Gather all lines in the records below that include the word "data".

----- AVAILABLE RECORDS

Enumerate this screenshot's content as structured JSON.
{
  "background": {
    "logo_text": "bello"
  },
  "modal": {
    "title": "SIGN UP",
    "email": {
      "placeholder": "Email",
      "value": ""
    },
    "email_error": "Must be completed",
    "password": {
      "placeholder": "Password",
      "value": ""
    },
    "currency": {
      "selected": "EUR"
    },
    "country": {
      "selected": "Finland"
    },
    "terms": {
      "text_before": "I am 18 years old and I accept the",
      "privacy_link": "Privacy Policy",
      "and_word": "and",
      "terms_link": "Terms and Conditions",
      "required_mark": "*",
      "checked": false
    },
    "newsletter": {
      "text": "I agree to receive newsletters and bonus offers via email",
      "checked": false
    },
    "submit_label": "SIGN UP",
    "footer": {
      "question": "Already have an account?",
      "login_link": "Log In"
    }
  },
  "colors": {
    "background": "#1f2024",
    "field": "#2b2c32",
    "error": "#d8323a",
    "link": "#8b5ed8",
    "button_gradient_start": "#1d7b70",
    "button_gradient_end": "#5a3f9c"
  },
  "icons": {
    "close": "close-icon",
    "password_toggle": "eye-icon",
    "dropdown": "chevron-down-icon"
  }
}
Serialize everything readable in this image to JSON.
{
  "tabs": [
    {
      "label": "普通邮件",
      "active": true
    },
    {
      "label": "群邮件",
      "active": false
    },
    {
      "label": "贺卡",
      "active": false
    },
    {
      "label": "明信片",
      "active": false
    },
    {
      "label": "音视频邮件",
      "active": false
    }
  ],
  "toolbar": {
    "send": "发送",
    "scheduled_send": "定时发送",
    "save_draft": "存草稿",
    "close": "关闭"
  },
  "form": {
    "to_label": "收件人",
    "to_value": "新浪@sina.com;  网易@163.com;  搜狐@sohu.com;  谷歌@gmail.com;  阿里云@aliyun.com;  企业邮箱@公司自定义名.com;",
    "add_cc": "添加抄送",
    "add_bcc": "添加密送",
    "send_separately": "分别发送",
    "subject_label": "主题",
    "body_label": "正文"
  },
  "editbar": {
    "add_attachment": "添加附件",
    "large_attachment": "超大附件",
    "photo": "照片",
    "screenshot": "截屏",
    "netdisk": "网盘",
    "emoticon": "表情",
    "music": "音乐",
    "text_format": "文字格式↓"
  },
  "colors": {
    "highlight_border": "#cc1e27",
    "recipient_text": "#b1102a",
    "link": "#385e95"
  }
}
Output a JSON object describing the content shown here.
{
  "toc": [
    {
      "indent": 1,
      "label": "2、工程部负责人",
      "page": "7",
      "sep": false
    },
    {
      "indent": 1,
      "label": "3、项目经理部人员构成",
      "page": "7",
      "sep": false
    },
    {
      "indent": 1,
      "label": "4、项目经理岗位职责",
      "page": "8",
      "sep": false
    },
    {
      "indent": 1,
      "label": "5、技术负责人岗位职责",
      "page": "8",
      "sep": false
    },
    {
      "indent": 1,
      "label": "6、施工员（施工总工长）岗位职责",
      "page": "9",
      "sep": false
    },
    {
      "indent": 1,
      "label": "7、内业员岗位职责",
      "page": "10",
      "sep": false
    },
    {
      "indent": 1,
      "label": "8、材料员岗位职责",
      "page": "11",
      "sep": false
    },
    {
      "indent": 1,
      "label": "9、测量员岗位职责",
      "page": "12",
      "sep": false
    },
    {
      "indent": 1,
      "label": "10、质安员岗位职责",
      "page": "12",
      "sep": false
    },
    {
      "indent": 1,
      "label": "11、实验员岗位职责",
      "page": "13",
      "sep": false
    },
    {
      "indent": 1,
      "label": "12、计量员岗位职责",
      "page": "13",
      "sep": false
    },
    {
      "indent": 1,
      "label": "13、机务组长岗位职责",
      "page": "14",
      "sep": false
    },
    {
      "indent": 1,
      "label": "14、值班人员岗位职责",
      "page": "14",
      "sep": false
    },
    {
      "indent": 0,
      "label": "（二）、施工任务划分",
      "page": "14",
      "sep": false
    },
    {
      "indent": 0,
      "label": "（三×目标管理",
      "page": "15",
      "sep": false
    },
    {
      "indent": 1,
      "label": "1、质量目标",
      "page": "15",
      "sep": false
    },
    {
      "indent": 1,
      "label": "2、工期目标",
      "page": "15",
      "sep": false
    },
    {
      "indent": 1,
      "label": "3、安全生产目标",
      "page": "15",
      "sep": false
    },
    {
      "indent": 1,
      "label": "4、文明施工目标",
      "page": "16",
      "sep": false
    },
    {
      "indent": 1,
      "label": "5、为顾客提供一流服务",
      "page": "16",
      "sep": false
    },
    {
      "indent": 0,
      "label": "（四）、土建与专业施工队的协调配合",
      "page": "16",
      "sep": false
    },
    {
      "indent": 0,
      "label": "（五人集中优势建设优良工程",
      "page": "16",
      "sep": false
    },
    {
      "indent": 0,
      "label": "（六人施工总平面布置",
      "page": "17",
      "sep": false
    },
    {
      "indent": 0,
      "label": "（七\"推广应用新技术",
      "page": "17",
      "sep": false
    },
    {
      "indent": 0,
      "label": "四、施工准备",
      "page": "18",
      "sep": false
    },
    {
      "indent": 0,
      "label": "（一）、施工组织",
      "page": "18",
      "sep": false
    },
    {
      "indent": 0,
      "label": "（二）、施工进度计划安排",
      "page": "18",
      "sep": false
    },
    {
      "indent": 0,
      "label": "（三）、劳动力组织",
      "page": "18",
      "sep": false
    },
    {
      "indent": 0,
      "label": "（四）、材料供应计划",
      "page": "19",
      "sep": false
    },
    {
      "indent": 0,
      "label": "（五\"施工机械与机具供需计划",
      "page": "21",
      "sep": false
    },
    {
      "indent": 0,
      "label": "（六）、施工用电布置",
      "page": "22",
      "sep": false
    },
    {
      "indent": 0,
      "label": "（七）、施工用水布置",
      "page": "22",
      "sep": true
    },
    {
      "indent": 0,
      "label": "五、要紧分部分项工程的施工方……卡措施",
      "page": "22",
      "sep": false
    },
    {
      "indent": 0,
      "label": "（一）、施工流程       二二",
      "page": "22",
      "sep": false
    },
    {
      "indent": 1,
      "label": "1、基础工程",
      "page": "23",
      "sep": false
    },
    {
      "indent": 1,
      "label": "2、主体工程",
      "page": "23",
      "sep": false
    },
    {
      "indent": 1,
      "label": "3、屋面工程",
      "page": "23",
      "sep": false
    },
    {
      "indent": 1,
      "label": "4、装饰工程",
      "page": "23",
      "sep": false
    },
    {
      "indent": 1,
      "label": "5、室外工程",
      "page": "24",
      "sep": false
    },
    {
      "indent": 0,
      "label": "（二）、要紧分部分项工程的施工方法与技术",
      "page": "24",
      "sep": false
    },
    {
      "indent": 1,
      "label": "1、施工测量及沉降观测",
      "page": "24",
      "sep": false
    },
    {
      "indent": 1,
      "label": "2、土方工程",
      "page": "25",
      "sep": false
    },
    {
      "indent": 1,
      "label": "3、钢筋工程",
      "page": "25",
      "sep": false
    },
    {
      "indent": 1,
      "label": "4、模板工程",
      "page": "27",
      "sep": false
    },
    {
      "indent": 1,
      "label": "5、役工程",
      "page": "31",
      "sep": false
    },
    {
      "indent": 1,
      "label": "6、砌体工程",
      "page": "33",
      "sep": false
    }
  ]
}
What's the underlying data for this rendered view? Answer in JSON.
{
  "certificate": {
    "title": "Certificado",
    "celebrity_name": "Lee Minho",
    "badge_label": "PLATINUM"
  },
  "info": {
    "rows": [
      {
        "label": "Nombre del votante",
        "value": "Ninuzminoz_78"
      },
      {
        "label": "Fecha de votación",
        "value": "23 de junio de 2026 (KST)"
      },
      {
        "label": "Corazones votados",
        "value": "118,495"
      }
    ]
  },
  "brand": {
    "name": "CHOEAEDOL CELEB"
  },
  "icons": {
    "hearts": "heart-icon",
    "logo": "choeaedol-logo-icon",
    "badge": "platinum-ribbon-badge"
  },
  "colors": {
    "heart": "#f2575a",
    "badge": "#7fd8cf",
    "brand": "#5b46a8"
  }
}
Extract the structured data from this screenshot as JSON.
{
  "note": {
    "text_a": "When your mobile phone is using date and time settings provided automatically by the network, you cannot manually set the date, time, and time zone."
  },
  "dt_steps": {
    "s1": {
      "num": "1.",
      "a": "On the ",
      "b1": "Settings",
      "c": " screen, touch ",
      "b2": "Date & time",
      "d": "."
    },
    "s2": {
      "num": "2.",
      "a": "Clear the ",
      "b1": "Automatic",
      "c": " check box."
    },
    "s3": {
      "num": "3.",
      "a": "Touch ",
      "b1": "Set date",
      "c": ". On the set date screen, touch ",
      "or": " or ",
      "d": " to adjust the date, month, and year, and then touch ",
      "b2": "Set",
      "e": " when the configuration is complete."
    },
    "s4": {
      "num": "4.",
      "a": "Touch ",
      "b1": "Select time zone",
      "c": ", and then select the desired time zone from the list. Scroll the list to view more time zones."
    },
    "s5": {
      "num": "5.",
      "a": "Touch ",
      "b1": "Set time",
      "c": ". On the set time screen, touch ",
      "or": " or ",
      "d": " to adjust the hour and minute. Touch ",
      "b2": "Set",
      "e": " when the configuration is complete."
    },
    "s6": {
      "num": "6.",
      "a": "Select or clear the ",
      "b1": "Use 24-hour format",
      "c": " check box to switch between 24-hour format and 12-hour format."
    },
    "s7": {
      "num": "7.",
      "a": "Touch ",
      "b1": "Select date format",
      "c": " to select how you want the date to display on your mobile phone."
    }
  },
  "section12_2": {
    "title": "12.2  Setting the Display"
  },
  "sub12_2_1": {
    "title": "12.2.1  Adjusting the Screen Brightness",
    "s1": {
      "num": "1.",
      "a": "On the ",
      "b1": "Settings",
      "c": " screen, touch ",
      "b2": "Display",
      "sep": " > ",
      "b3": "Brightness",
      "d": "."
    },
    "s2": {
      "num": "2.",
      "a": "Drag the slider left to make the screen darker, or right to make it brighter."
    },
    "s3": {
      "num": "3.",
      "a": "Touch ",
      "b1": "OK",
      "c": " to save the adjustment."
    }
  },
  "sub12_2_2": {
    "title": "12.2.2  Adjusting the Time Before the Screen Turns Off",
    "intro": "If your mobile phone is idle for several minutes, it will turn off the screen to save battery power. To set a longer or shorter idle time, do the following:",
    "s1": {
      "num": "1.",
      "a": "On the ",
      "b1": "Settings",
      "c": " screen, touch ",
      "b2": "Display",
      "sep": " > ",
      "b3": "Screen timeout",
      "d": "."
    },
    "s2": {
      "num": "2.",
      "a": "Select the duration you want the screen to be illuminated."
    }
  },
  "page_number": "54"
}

----------

* **SOLUTION FOR THIS PROBLEM**
What's the underlying data for this rendered view? Answer in JSON.
Extract the structured data from this screenshot as JSON.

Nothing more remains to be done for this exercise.